Return every line below as is, leaving out the pictures.

--- RECORD EXCERPTS ---

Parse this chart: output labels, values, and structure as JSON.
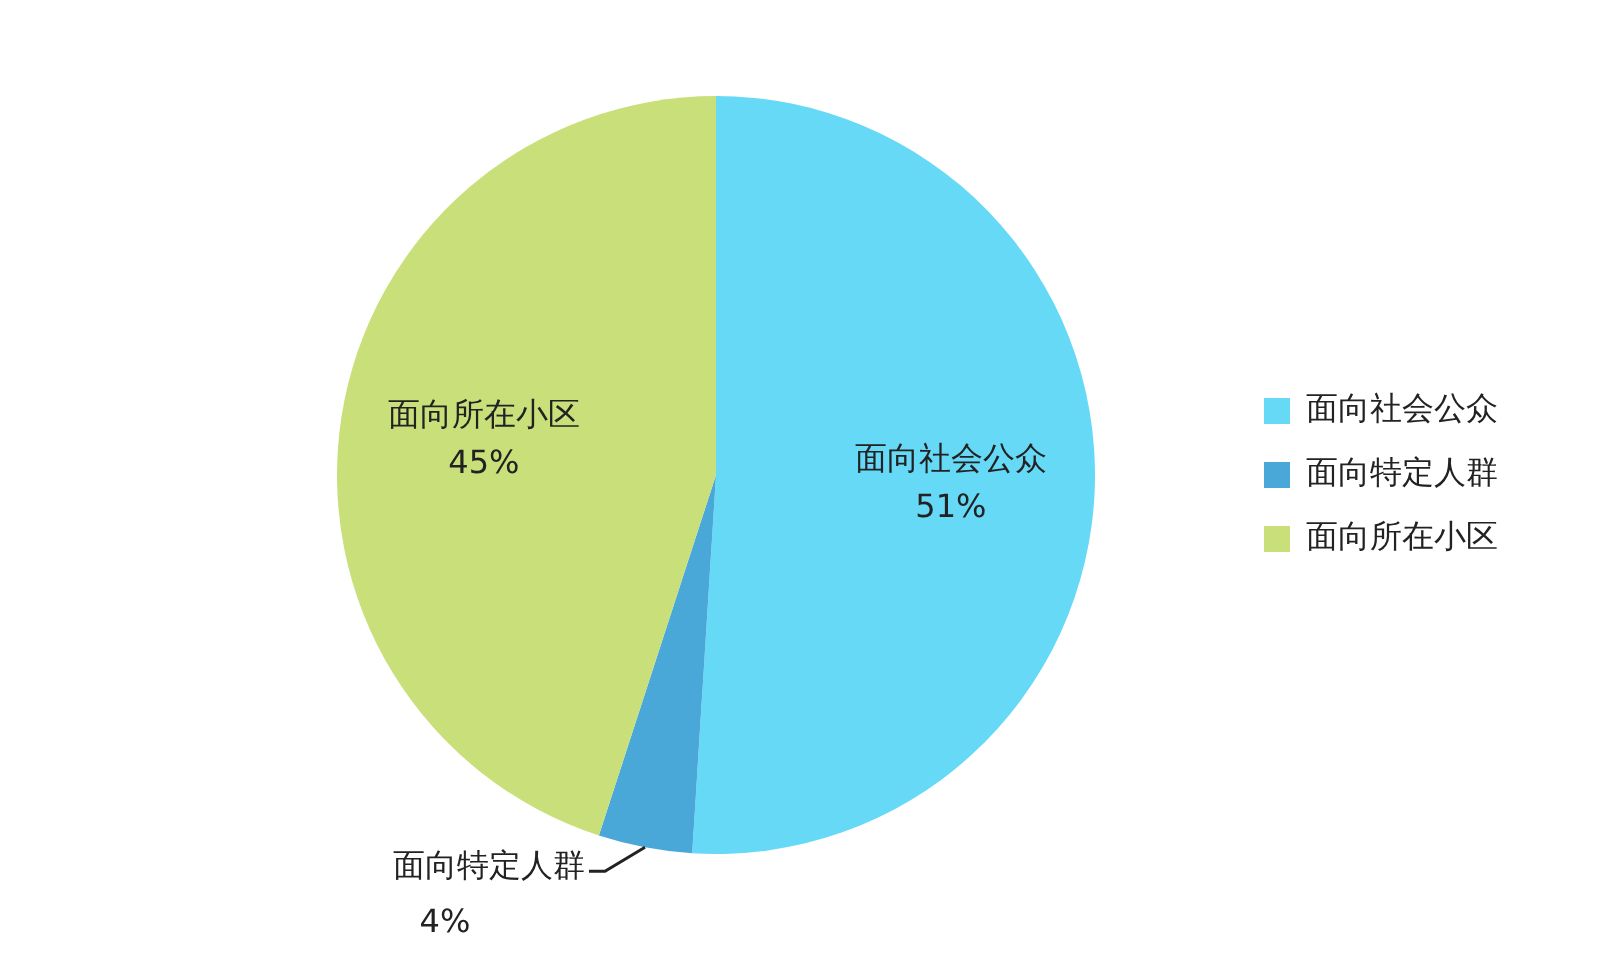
{
  "chart_data": {
    "type": "pie",
    "categories": [
      "面向社会公众",
      "面向特定人群",
      "面向所在小区"
    ],
    "values": [
      51,
      4,
      45
    ],
    "colors": [
      "#66d9f7",
      "#4aa8d8",
      "#c9df7a"
    ],
    "value_labels": [
      "51%",
      "4%",
      "45%"
    ],
    "legend": "right"
  }
}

---

FULL ANSWER:
Parse this chart: output labels, values, and structure as JSON.
{
  "chart_data": {
    "type": "pie",
    "categories": [
      "面向社会公众",
      "面向特定人群",
      "面向所在小区"
    ],
    "values": [
      51,
      4,
      45
    ],
    "colors": [
      "#66d9f7",
      "#4aa8d8",
      "#c9df7a"
    ],
    "value_labels": [
      "51%",
      "4%",
      "45%"
    ],
    "legend": "right"
  }
}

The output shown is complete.